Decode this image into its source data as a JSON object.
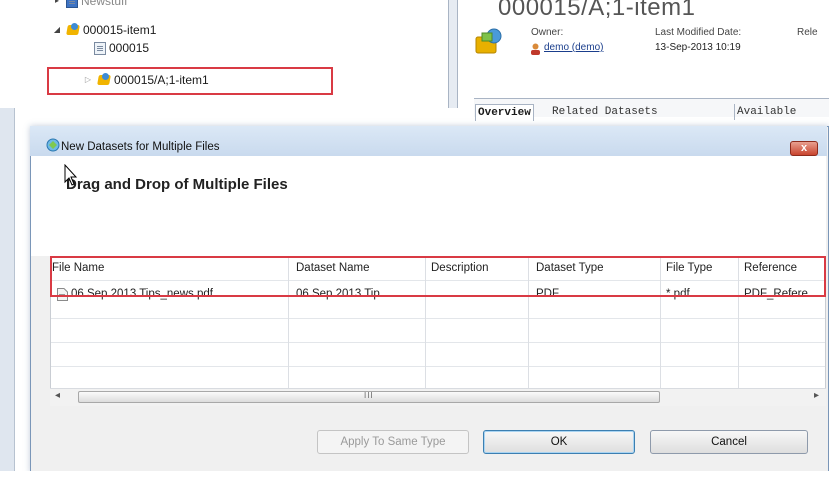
{
  "tree": {
    "items": [
      {
        "label": "Newstuff"
      },
      {
        "label": "000015-item1"
      },
      {
        "label": "000015"
      },
      {
        "label": "000015/A;1-item1"
      }
    ]
  },
  "item_header": {
    "title": "000015/A;1-item1",
    "owner_label": "Owner:",
    "owner_value": "demo (demo)",
    "modified_label": "Last Modified Date:",
    "modified_value": "13-Sep-2013 10:19",
    "release_label": "Rele",
    "tabs": [
      {
        "label": "Overview"
      },
      {
        "label": "Related Datasets"
      },
      {
        "label": "Available"
      }
    ]
  },
  "dialog": {
    "title": "New Datasets for Multiple Files",
    "heading": "Drag and Drop of Multiple Files",
    "close_label": "x",
    "columns": [
      "File Name",
      "Dataset Name",
      "Description",
      "Dataset Type",
      "File Type",
      "Reference"
    ],
    "rows": [
      {
        "file_name": "06 Sep 2013 Tips_news.pdf",
        "dataset_name": "06 Sep 2013 Tip...",
        "description": "",
        "dataset_type": "PDF",
        "file_type": "*.pdf",
        "reference": "PDF_Refere"
      }
    ],
    "scroll_left": "◂",
    "scroll_right": "▸",
    "scroll_grip": "III",
    "buttons": {
      "apply": "Apply To Same Type",
      "ok": "OK",
      "cancel": "Cancel"
    }
  },
  "colors": {
    "highlight_red": "#d93a44",
    "link_blue": "#1a3e8c"
  }
}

EXERCISE REQUIREMENTS
Leave out the pictures and output every record above precisely as given.

ANSWER FOR THIS EXERCISE
Decode this image into its source data as a JSON object.
{
  "tree": {
    "items": [
      {
        "label": "Newstuff"
      },
      {
        "label": "000015-item1"
      },
      {
        "label": "000015"
      },
      {
        "label": "000015/A;1-item1"
      }
    ]
  },
  "item_header": {
    "title": "000015/A;1-item1",
    "owner_label": "Owner:",
    "owner_value": "demo (demo)",
    "modified_label": "Last Modified Date:",
    "modified_value": "13-Sep-2013 10:19",
    "release_label": "Rele",
    "tabs": [
      {
        "label": "Overview"
      },
      {
        "label": "Related Datasets"
      },
      {
        "label": "Available"
      }
    ]
  },
  "dialog": {
    "title": "New Datasets for Multiple Files",
    "heading": "Drag and Drop of Multiple Files",
    "close_label": "x",
    "columns": [
      "File Name",
      "Dataset Name",
      "Description",
      "Dataset Type",
      "File Type",
      "Reference"
    ],
    "rows": [
      {
        "file_name": "06 Sep 2013 Tips_news.pdf",
        "dataset_name": "06 Sep 2013 Tip...",
        "description": "",
        "dataset_type": "PDF",
        "file_type": "*.pdf",
        "reference": "PDF_Refere"
      }
    ],
    "scroll_left": "◂",
    "scroll_right": "▸",
    "scroll_grip": "III",
    "buttons": {
      "apply": "Apply To Same Type",
      "ok": "OK",
      "cancel": "Cancel"
    }
  },
  "colors": {
    "highlight_red": "#d93a44",
    "link_blue": "#1a3e8c"
  }
}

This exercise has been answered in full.